▶ **Problem description**: Reproduce exactly the line in which "Extract the structured" occurs and all the lines after it, ending with the last line.

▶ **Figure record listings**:
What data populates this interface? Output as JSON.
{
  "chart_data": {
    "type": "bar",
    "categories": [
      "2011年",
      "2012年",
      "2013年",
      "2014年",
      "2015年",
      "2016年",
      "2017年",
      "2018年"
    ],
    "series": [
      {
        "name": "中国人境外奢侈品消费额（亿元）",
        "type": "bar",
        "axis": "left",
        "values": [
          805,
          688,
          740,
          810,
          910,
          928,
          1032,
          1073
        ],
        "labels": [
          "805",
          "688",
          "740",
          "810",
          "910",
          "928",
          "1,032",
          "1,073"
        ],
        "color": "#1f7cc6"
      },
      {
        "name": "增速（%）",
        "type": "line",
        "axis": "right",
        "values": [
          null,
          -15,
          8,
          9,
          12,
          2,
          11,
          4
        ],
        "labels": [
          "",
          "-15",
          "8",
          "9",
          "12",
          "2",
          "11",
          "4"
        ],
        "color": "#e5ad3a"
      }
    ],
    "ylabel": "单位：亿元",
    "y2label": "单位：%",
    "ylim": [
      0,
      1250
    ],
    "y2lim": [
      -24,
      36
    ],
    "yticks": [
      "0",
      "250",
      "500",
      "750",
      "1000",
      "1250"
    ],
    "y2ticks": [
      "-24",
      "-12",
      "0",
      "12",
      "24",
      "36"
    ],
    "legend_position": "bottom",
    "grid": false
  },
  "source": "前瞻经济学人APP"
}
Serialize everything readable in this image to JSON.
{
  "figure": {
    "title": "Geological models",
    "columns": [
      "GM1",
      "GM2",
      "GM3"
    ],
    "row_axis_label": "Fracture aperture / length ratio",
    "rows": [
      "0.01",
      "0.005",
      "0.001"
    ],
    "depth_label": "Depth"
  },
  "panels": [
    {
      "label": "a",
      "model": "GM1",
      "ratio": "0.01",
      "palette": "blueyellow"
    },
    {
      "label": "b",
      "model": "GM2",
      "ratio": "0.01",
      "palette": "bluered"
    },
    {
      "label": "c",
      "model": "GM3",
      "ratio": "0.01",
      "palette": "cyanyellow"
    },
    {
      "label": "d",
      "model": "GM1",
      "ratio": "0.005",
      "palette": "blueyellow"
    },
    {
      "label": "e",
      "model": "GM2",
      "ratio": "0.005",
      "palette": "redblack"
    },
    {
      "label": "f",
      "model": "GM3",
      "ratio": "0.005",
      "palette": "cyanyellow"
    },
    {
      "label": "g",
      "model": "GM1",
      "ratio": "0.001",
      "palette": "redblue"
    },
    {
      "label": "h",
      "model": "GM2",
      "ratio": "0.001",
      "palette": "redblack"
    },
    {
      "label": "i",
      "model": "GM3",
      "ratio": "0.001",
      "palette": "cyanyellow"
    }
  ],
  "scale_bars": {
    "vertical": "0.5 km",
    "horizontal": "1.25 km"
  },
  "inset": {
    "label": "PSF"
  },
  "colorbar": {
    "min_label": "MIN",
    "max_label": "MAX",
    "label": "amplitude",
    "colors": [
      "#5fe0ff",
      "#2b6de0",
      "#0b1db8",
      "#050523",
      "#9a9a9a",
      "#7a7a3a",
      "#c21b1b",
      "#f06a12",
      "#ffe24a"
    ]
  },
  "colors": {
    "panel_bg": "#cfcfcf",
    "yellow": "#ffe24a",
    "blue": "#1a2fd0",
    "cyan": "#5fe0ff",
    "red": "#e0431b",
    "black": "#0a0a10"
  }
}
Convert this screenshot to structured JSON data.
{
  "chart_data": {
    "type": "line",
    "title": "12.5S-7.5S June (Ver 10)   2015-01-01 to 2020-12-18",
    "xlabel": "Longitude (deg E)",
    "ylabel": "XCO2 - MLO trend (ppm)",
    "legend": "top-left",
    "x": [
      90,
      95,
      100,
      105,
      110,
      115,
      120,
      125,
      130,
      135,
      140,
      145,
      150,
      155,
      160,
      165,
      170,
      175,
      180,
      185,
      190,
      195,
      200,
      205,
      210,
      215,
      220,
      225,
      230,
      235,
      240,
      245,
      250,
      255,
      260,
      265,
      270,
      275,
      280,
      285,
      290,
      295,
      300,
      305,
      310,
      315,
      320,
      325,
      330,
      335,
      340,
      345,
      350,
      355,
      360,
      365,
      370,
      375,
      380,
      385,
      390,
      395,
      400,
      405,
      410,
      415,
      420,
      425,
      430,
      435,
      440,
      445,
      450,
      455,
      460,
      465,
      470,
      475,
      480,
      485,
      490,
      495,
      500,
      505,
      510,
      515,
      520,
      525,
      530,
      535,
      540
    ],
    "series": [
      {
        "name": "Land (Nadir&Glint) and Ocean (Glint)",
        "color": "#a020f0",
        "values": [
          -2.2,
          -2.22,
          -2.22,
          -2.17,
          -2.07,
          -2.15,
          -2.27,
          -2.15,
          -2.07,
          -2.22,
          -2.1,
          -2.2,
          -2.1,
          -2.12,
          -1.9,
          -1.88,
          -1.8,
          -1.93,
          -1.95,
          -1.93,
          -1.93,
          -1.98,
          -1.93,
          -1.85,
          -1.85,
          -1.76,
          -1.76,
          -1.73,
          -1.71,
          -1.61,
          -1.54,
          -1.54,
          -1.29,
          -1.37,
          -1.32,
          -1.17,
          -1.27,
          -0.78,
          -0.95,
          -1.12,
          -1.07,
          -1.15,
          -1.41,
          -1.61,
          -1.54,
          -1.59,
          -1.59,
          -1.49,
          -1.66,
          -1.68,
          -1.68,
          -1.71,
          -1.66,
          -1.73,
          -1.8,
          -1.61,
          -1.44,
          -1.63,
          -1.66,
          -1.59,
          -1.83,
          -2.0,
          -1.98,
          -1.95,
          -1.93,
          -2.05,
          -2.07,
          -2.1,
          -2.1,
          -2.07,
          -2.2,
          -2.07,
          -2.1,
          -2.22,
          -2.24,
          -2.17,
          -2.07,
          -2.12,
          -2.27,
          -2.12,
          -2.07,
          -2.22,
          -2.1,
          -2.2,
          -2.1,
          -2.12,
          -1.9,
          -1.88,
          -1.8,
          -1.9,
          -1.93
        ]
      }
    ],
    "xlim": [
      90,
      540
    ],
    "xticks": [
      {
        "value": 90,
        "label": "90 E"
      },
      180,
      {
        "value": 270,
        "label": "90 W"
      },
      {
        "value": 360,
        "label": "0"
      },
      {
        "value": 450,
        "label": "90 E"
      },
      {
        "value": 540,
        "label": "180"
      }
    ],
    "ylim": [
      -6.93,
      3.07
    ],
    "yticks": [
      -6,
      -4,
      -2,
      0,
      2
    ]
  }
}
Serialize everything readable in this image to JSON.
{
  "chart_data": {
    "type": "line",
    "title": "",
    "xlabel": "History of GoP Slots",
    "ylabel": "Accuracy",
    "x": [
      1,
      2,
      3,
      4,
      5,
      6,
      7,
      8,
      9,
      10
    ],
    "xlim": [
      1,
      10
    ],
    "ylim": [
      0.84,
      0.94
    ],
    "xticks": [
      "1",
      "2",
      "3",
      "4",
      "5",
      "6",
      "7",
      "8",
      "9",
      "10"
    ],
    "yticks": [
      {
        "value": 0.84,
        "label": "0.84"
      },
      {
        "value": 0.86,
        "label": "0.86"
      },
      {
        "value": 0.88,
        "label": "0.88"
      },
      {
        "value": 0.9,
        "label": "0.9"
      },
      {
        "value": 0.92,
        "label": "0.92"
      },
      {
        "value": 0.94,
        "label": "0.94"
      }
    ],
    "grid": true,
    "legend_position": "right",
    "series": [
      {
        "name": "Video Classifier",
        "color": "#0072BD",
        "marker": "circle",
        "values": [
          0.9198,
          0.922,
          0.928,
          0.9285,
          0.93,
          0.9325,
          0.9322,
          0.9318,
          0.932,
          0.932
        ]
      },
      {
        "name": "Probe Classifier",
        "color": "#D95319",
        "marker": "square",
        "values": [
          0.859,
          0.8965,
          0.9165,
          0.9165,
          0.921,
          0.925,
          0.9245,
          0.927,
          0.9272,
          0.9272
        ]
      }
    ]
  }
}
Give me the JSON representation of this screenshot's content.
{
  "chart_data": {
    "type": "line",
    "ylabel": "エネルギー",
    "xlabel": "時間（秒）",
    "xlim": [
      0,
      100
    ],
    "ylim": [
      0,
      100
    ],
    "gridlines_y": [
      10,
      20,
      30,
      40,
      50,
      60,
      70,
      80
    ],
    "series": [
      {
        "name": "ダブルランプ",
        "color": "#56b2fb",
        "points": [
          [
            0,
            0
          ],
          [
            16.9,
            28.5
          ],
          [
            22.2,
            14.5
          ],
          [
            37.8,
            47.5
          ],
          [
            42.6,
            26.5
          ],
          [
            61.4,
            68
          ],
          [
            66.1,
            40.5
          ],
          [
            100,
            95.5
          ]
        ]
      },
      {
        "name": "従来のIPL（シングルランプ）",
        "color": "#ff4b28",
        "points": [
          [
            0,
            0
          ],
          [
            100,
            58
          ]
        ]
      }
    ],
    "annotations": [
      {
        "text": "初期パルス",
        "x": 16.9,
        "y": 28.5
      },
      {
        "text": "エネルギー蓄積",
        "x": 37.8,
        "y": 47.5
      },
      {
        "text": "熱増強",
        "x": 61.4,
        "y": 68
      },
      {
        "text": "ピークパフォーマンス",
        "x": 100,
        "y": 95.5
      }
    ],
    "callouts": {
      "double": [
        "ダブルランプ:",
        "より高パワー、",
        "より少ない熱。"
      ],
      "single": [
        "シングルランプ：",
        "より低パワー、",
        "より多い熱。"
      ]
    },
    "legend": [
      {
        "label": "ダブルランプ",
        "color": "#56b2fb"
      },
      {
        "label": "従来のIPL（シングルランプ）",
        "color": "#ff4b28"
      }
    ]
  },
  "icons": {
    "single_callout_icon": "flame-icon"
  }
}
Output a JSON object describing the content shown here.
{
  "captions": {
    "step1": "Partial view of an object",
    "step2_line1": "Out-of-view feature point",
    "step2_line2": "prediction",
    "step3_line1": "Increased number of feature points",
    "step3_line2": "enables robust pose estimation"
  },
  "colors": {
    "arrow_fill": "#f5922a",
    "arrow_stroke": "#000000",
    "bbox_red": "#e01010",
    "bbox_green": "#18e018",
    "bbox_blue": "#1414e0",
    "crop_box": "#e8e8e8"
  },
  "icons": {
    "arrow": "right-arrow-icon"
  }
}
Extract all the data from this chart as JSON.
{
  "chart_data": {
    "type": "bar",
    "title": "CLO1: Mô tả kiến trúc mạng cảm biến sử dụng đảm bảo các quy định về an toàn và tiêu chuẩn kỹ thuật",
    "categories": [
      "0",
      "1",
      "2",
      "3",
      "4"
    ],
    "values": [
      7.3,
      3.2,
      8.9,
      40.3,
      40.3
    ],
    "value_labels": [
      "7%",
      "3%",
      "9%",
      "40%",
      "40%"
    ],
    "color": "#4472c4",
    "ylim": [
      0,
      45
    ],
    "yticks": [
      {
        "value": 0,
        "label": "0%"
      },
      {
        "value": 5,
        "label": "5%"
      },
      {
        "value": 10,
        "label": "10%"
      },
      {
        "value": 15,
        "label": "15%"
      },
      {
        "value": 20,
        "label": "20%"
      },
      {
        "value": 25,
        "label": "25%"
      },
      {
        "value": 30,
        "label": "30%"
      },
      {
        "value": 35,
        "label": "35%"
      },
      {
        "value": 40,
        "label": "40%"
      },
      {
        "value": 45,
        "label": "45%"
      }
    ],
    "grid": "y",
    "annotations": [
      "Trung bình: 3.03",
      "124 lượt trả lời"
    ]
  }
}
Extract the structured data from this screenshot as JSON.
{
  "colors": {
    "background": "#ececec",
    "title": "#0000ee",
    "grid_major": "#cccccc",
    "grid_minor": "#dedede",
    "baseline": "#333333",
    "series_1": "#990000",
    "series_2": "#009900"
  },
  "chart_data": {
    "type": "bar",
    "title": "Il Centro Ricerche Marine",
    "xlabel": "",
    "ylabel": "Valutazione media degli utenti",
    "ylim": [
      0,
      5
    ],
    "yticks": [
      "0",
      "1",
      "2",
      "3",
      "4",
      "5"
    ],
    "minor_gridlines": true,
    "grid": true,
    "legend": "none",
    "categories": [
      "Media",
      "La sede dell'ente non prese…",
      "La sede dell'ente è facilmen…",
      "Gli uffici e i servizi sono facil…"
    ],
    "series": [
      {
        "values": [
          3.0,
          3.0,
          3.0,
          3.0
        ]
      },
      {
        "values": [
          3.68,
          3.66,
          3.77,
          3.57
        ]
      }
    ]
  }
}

▶ **Solution to this task**:
Extract the structured data from this screenshot as JSON.
{
  "colors": {
    "background": "#ececec",
    "title": "#0000ee",
    "grid_major": "#cccccc",
    "grid_minor": "#dedede",
    "baseline": "#333333",
    "series_1": "#990000",
    "series_2": "#009900"
  },
  "chart_data": {
    "type": "bar",
    "title": "Il Centro Ricerche Marine",
    "xlabel": "",
    "ylabel": "Valutazione media degli utenti",
    "ylim": [
      0,
      5
    ],
    "yticks": [
      "0",
      "1",
      "2",
      "3",
      "4",
      "5"
    ],
    "minor_gridlines": true,
    "grid": true,
    "legend": "none",
    "categories": [
      "Media",
      "La sede dell'ente non prese…",
      "La sede dell'ente è facilmen…",
      "Gli uffici e i servizi sono facil…"
    ],
    "series": [
      {
        "values": [
          3.0,
          3.0,
          3.0,
          3.0
        ]
      },
      {
        "values": [
          3.68,
          3.66,
          3.77,
          3.57
        ]
      }
    ]
  }
}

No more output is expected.